== Work to be completed ==
Below is a set of records. Repeat all of them exactly.

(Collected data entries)
:::

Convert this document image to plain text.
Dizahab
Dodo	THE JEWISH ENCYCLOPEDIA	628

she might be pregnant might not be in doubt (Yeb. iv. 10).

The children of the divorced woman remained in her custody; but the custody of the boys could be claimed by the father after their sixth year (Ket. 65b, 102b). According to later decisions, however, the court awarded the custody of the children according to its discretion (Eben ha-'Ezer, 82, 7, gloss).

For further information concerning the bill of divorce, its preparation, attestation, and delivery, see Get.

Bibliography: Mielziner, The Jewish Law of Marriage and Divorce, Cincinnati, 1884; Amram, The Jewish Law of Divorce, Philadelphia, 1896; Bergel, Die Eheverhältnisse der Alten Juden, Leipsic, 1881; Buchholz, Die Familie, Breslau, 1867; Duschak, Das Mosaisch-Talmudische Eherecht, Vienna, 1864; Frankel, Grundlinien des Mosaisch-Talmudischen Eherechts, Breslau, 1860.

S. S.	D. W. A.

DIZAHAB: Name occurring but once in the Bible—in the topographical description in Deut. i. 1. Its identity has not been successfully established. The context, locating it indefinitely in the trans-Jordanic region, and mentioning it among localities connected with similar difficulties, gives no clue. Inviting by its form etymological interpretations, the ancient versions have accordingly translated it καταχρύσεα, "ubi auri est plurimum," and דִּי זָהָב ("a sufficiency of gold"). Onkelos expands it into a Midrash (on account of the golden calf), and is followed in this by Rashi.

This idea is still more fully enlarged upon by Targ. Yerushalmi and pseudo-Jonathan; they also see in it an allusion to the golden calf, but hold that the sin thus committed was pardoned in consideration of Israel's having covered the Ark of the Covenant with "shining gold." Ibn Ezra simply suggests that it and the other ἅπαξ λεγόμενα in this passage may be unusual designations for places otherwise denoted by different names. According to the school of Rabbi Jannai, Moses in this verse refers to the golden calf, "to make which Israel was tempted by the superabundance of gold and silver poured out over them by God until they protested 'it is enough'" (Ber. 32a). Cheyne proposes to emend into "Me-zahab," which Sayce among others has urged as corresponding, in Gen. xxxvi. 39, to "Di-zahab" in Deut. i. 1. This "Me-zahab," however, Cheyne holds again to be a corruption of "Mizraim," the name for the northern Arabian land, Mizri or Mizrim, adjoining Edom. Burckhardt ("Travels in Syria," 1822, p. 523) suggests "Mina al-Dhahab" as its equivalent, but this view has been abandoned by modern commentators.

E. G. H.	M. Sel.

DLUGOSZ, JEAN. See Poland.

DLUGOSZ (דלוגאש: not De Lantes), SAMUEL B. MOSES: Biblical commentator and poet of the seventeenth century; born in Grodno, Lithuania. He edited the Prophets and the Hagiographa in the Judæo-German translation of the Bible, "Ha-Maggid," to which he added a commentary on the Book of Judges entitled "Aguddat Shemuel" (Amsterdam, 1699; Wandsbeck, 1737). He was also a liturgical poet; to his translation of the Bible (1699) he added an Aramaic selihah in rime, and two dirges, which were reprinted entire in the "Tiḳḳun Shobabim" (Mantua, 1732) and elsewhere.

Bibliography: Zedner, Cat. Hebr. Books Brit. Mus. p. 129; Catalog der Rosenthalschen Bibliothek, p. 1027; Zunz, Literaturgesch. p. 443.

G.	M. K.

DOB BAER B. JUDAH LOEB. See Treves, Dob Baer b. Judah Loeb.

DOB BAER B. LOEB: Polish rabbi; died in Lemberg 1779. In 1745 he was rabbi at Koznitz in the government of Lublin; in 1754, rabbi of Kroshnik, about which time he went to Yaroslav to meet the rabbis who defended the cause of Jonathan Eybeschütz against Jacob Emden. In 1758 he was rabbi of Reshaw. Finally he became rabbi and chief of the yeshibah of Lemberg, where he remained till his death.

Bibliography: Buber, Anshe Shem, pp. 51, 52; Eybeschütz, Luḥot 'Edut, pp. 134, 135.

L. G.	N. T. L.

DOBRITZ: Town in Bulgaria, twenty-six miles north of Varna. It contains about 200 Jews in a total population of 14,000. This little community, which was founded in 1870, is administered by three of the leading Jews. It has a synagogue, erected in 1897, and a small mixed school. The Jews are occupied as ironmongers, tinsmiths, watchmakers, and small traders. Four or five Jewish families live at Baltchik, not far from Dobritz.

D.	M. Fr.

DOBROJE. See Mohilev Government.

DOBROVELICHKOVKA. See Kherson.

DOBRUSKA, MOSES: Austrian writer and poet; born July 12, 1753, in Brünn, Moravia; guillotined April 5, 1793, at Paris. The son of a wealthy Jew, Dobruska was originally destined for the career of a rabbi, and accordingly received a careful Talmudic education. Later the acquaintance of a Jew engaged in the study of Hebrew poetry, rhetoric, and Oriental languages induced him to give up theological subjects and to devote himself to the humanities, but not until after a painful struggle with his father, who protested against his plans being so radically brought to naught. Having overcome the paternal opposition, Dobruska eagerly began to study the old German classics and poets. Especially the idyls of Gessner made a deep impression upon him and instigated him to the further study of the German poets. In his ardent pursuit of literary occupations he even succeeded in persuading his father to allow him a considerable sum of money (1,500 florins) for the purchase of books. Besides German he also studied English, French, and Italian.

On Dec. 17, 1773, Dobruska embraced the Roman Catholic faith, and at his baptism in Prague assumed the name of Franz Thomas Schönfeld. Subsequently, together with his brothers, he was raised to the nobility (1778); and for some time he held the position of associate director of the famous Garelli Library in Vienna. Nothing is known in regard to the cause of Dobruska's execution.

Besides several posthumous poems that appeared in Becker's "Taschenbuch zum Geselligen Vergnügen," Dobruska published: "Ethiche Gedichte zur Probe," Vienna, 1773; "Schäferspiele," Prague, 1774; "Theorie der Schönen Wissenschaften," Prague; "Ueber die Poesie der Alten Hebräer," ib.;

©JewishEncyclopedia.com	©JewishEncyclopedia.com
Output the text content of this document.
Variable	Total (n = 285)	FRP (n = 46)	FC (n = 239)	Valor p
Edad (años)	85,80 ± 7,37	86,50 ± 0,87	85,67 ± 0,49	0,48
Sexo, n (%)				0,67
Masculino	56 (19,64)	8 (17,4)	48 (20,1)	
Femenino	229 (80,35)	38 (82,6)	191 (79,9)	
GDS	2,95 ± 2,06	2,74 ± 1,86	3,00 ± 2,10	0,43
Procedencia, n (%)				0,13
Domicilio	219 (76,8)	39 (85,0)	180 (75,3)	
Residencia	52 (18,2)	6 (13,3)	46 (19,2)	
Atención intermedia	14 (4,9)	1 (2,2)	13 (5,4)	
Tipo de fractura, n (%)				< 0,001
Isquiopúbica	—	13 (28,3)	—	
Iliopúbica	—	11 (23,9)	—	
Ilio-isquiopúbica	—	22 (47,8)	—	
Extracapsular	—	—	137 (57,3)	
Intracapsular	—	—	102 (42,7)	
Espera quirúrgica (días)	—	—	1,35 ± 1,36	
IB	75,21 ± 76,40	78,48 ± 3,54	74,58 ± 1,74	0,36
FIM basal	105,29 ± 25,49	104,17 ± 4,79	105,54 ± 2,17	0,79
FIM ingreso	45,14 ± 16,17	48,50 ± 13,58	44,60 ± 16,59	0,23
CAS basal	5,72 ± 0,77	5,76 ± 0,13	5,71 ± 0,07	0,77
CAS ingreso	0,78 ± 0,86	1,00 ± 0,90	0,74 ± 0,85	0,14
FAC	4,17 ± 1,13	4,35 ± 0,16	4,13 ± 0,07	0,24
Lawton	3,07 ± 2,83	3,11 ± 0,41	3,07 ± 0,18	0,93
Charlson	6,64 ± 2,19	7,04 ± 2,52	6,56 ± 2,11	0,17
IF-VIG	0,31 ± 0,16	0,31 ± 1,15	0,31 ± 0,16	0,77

:::

== Exercise response ==
Convert this document image to plain text.
Dizahab
Dodo	THE JEWISH ENCYCLOPEDIA	628

she might be pregnant might not be in doubt (Yeb. iv. 10).

The children of the divorced woman remained in her custody; but the custody of the boys could be claimed by the father after their sixth year (Ket. 65b, 102b). According to later decisions, however, the court awarded the custody of the children according to its discretion (Eben ha-'Ezer, 82, 7, gloss).

For further information concerning the bill of divorce, its preparation, attestation, and delivery, see Get.

Bibliography: Mielziner, The Jewish Law of Marriage and Divorce, Cincinnati, 1884; Amram, The Jewish Law of Divorce, Philadelphia, 1896; Bergel, Die Eheverhältnisse der Alten Juden, Leipsic, 1881; Buchholz, Die Familie, Breslau, 1867; Duschak, Das Mosaisch-Talmudische Eherecht, Vienna, 1864; Frankel, Grundlinien des Mosaisch-Talmudischen Eherechts, Breslau, 1860.

S. S.	D. W. A.

DIZAHAB: Name occurring but once in the Bible—in the topographical description in Deut. i. 1. Its identity has not been successfully established. The context, locating it indefinitely in the trans-Jordanic region, and mentioning it among localities connected with similar difficulties, gives no clue. Inviting by its form etymological interpretations, the ancient versions have accordingly translated it καταχρύσεα, "ubi auri est plurimum," and דִּי זָהָב ("a sufficiency of gold"). Onkelos expands it into a Midrash (on account of the golden calf), and is followed in this by Rashi.

This idea is still more fully enlarged upon by Targ. Yerushalmi and pseudo-Jonathan; they also see in it an allusion to the golden calf, but hold that the sin thus committed was pardoned in consideration of Israel's having covered the Ark of the Covenant with "shining gold." Ibn Ezra simply suggests that it and the other ἅπαξ λεγόμενα in this passage may be unusual designations for places otherwise denoted by different names. According to the school of Rabbi Jannai, Moses in this verse refers to the golden calf, "to make which Israel was tempted by the superabundance of gold and silver poured out over them by God until they protested 'it is enough'" (Ber. 32a). Cheyne proposes to emend into "Me-zahab," which Sayce among others has urged as corresponding, in Gen. xxxvi. 39, to "Di-zahab" in Deut. i. 1. This "Me-zahab," however, Cheyne holds again to be a corruption of "Mizraim," the name for the northern Arabian land, Mizri or Mizrim, adjoining Edom. Burckhardt ("Travels in Syria," 1822, p. 523) suggests "Mina al-Dhahab" as its equivalent, but this view has been abandoned by modern commentators.

E. G. H.	M. Sel.

DLUGOSZ, JEAN. See Poland.

DLUGOSZ (דלוגאש: not De Lantes), SAMUEL B. MOSES: Biblical commentator and poet of the seventeenth century; born in Grodno, Lithuania. He edited the Prophets and the Hagiographa in the Judæo-German translation of the Bible, "Ha-Maggid," to which he added a commentary on the Book of Judges entitled "Aguddat Shemuel" (Amsterdam, 1699; Wandsbeck, 1737). He was also a liturgical poet; to his translation of the Bible (1699) he added an Aramaic selihah in rime, and two dirges, which were reprinted entire in the "Tiḳḳun Shobabim" (Mantua, 1732) and elsewhere.

Bibliography: Zedner, Cat. Hebr. Books Brit. Mus. p. 129; Catalog der Rosenthalschen Bibliothek, p. 1027; Zunz, Literaturgesch. p. 443.

G.	M. K.

DOB BAER B. JUDAH LOEB. See Treves, Dob Baer b. Judah Loeb.

DOB BAER B. LOEB: Polish rabbi; died in Lemberg 1779. In 1745 he was rabbi at Koznitz in the government of Lublin; in 1754, rabbi of Kroshnik, about which time he went to Yaroslav to meet the rabbis who defended the cause of Jonathan Eybeschütz against Jacob Emden. In 1758 he was rabbi of Reshaw. Finally he became rabbi and chief of the yeshibah of Lemberg, where he remained till his death.

Bibliography: Buber, Anshe Shem, pp. 51, 52; Eybeschütz, Luḥot 'Edut, pp. 134, 135.

L. G.	N. T. L.

DOBRITZ: Town in Bulgaria, twenty-six miles north of Varna. It contains about 200 Jews in a total population of 14,000. This little community, which was founded in 1870, is administered by three of the leading Jews. It has a synagogue, erected in 1897, and a small mixed school. The Jews are occupied as ironmongers, tinsmiths, watchmakers, and small traders. Four or five Jewish families live at Baltchik, not far from Dobritz.

D.	M. Fr.

DOBROJE. See Mohilev Government.

DOBROVELICHKOVKA. See Kherson.

DOBRUSKA, MOSES: Austrian writer and poet; born July 12, 1753, in Brünn, Moravia; guillotined April 5, 1793, at Paris. The son of a wealthy Jew, Dobruska was originally destined for the career of a rabbi, and accordingly received a careful Talmudic education. Later the acquaintance of a Jew engaged in the study of Hebrew poetry, rhetoric, and Oriental languages induced him to give up theological subjects and to devote himself to the humanities, but not until after a painful struggle with his father, who protested against his plans being so radically brought to naught. Having overcome the paternal opposition, Dobruska eagerly began to study the old German classics and poets. Especially the idyls of Gessner made a deep impression upon him and instigated him to the further study of the German poets. In his ardent pursuit of literary occupations he even succeeded in persuading his father to allow him a considerable sum of money (1,500 florins) for the purchase of books. Besides German he also studied English, French, and Italian.

On Dec. 17, 1773, Dobruska embraced the Roman Catholic faith, and at his baptism in Prague assumed the name of Franz Thomas Schönfeld. Subsequently, together with his brothers, he was raised to the nobility (1778); and for some time he held the position of associate director of the famous Garelli Library in Vienna. Nothing is known in regard to the cause of Dobruska's execution.

Besides several posthumous poems that appeared in Becker's "Taschenbuch zum Geselligen Vergnügen," Dobruska published: "Ethiche Gedichte zur Probe," Vienna, 1773; "Schäferspiele," Prague, 1774; "Theorie der Schönen Wissenschaften," Prague; "Ueber die Poesie der Alten Hebräer," ib.;

©JewishEncyclopedia.com	©JewishEncyclopedia.com
Output the text content of this document.
Variable	Total (n = 285)	FRP (n = 46)	FC (n = 239)	Valor p
Edad (años)	85,80 ± 7,37	86,50 ± 0,87	85,67 ± 0,49	0,48
Sexo, n (%)				0,67
Masculino	56 (19,64)	8 (17,4)	48 (20,1)	
Femenino	229 (80,35)	38 (82,6)	191 (79,9)	
GDS	2,95 ± 2,06	2,74 ± 1,86	3,00 ± 2,10	0,43
Procedencia, n (%)				0,13
Domicilio	219 (76,8)	39 (85,0)	180 (75,3)	
Residencia	52 (18,2)	6 (13,3)	46 (19,2)	
Atención intermedia	14 (4,9)	1 (2,2)	13 (5,4)	
Tipo de fractura, n (%)				< 0,001
Isquiopúbica	—	13 (28,3)	—	
Iliopúbica	—	11 (23,9)	—	
Ilio-isquiopúbica	—	22 (47,8)	—	
Extracapsular	—	—	137 (57,3)	
Intracapsular	—	—	102 (42,7)	
Espera quirúrgica (días)	—	—	1,35 ± 1,36	
IB	75,21 ± 76,40	78,48 ± 3,54	74,58 ± 1,74	0,36
FIM basal	105,29 ± 25,49	104,17 ± 4,79	105,54 ± 2,17	0,79
FIM ingreso	45,14 ± 16,17	48,50 ± 13,58	44,60 ± 16,59	0,23
CAS basal	5,72 ± 0,77	5,76 ± 0,13	5,71 ± 0,07	0,77
CAS ingreso	0,78 ± 0,86	1,00 ± 0,90	0,74 ± 0,85	0,14
FAC	4,17 ± 1,13	4,35 ± 0,16	4,13 ± 0,07	0,24
Lawton	3,07 ± 2,83	3,11 ± 0,41	3,07 ± 0,18	0,93
Charlson	6,64 ± 2,19	7,04 ± 2,52	6,56 ± 2,11	0,17
IF-VIG	0,31 ± 0,16	0,31 ± 1,15	0,31 ± 0,16	0,77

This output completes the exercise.